INSTRUCTIONS TO FOLLOW: Output every entry exactly, from the first line to the last.

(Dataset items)
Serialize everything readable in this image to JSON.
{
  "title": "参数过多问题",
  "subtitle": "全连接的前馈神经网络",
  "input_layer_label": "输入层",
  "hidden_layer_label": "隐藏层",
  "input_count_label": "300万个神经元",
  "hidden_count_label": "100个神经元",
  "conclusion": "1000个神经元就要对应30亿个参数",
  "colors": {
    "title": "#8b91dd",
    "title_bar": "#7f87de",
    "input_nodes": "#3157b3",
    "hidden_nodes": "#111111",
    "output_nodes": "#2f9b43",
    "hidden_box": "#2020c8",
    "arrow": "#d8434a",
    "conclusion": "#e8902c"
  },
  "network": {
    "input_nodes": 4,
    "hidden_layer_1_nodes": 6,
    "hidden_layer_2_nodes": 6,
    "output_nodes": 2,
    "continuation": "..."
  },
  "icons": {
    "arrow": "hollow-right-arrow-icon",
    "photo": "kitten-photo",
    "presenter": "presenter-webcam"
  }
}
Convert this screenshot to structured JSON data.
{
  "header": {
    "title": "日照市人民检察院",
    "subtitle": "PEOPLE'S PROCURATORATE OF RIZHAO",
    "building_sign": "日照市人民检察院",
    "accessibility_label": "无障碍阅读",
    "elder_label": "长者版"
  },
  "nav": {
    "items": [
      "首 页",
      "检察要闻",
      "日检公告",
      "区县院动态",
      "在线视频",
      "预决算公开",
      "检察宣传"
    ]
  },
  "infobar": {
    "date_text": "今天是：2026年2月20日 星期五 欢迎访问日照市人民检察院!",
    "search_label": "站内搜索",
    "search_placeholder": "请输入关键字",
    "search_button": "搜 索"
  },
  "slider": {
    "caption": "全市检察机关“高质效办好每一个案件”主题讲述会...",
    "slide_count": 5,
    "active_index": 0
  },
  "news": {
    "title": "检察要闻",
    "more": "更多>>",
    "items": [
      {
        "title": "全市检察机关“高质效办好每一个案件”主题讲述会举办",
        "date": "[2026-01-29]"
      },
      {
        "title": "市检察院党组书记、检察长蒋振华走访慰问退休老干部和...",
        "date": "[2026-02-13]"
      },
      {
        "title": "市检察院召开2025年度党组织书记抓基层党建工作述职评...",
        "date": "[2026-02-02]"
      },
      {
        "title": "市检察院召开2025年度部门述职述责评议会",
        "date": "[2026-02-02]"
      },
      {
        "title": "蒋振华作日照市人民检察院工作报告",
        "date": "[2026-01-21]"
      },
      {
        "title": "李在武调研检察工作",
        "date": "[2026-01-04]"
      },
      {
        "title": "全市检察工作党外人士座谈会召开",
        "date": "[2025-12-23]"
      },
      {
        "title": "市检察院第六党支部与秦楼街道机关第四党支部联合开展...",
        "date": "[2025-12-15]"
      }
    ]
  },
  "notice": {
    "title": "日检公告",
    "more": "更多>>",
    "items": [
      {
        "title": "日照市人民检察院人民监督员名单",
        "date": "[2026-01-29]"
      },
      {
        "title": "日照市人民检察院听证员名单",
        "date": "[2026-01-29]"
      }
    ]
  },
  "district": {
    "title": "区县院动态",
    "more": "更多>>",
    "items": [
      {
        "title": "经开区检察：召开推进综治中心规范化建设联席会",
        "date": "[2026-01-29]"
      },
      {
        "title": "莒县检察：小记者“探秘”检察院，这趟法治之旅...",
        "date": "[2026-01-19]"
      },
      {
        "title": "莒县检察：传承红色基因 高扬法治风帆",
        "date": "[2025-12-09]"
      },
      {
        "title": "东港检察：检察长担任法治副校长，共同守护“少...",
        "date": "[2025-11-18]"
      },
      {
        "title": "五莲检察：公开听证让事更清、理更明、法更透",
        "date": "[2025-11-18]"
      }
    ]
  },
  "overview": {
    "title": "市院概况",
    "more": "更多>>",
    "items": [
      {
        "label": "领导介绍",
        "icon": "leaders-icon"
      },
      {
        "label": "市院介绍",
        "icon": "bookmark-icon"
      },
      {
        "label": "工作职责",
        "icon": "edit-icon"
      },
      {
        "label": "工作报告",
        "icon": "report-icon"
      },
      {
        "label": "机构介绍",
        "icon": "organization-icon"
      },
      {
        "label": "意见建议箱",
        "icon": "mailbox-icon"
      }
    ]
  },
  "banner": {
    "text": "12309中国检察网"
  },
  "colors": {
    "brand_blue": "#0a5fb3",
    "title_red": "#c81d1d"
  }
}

ANSWER FOR THIS EXERCISE:
Serialize everything readable in this image to JSON.
{
  "title": "参数过多问题",
  "subtitle": "全连接的前馈神经网络",
  "input_layer_label": "输入层",
  "hidden_layer_label": "隐藏层",
  "input_count_label": "300万个神经元",
  "hidden_count_label": "100个神经元",
  "conclusion": "1000个神经元就要对应30亿个参数",
  "colors": {
    "title": "#8b91dd",
    "title_bar": "#7f87de",
    "input_nodes": "#3157b3",
    "hidden_nodes": "#111111",
    "output_nodes": "#2f9b43",
    "hidden_box": "#2020c8",
    "arrow": "#d8434a",
    "conclusion": "#e8902c"
  },
  "network": {
    "input_nodes": 4,
    "hidden_layer_1_nodes": 6,
    "hidden_layer_2_nodes": 6,
    "output_nodes": 2,
    "continuation": "..."
  },
  "icons": {
    "arrow": "hollow-right-arrow-icon",
    "photo": "kitten-photo",
    "presenter": "presenter-webcam"
  }
}
Convert this screenshot to structured JSON data.
{
  "header": {
    "title": "日照市人民检察院",
    "subtitle": "PEOPLE'S PROCURATORATE OF RIZHAO",
    "building_sign": "日照市人民检察院",
    "accessibility_label": "无障碍阅读",
    "elder_label": "长者版"
  },
  "nav": {
    "items": [
      "首 页",
      "检察要闻",
      "日检公告",
      "区县院动态",
      "在线视频",
      "预决算公开",
      "检察宣传"
    ]
  },
  "infobar": {
    "date_text": "今天是：2026年2月20日 星期五 欢迎访问日照市人民检察院!",
    "search_label": "站内搜索",
    "search_placeholder": "请输入关键字",
    "search_button": "搜 索"
  },
  "slider": {
    "caption": "全市检察机关“高质效办好每一个案件”主题讲述会...",
    "slide_count": 5,
    "active_index": 0
  },
  "news": {
    "title": "检察要闻",
    "more": "更多>>",
    "items": [
      {
        "title": "全市检察机关“高质效办好每一个案件”主题讲述会举办",
        "date": "[2026-01-29]"
      },
      {
        "title": "市检察院党组书记、检察长蒋振华走访慰问退休老干部和...",
        "date": "[2026-02-13]"
      },
      {
        "title": "市检察院召开2025年度党组织书记抓基层党建工作述职评...",
        "date": "[2026-02-02]"
      },
      {
        "title": "市检察院召开2025年度部门述职述责评议会",
        "date": "[2026-02-02]"
      },
      {
        "title": "蒋振华作日照市人民检察院工作报告",
        "date": "[2026-01-21]"
      },
      {
        "title": "李在武调研检察工作",
        "date": "[2026-01-04]"
      },
      {
        "title": "全市检察工作党外人士座谈会召开",
        "date": "[2025-12-23]"
      },
      {
        "title": "市检察院第六党支部与秦楼街道机关第四党支部联合开展...",
        "date": "[2025-12-15]"
      }
    ]
  },
  "notice": {
    "title": "日检公告",
    "more": "更多>>",
    "items": [
      {
        "title": "日照市人民检察院人民监督员名单",
        "date": "[2026-01-29]"
      },
      {
        "title": "日照市人民检察院听证员名单",
        "date": "[2026-01-29]"
      }
    ]
  },
  "district": {
    "title": "区县院动态",
    "more": "更多>>",
    "items": [
      {
        "title": "经开区检察：召开推进综治中心规范化建设联席会",
        "date": "[2026-01-29]"
      },
      {
        "title": "莒县检察：小记者“探秘”检察院，这趟法治之旅...",
        "date": "[2026-01-19]"
      },
      {
        "title": "莒县检察：传承红色基因 高扬法治风帆",
        "date": "[2025-12-09]"
      },
      {
        "title": "东港检察：检察长担任法治副校长，共同守护“少...",
        "date": "[2025-11-18]"
      },
      {
        "title": "五莲检察：公开听证让事更清、理更明、法更透",
        "date": "[2025-11-18]"
      }
    ]
  },
  "overview": {
    "title": "市院概况",
    "more": "更多>>",
    "items": [
      {
        "label": "领导介绍",
        "icon": "leaders-icon"
      },
      {
        "label": "市院介绍",
        "icon": "bookmark-icon"
      },
      {
        "label": "工作职责",
        "icon": "edit-icon"
      },
      {
        "label": "工作报告",
        "icon": "report-icon"
      },
      {
        "label": "机构介绍",
        "icon": "organization-icon"
      },
      {
        "label": "意见建议箱",
        "icon": "mailbox-icon"
      }
    ]
  },
  "banner": {
    "text": "12309中国检察网"
  },
  "colors": {
    "brand_blue": "#0a5fb3",
    "title_red": "#c81d1d"
  }
}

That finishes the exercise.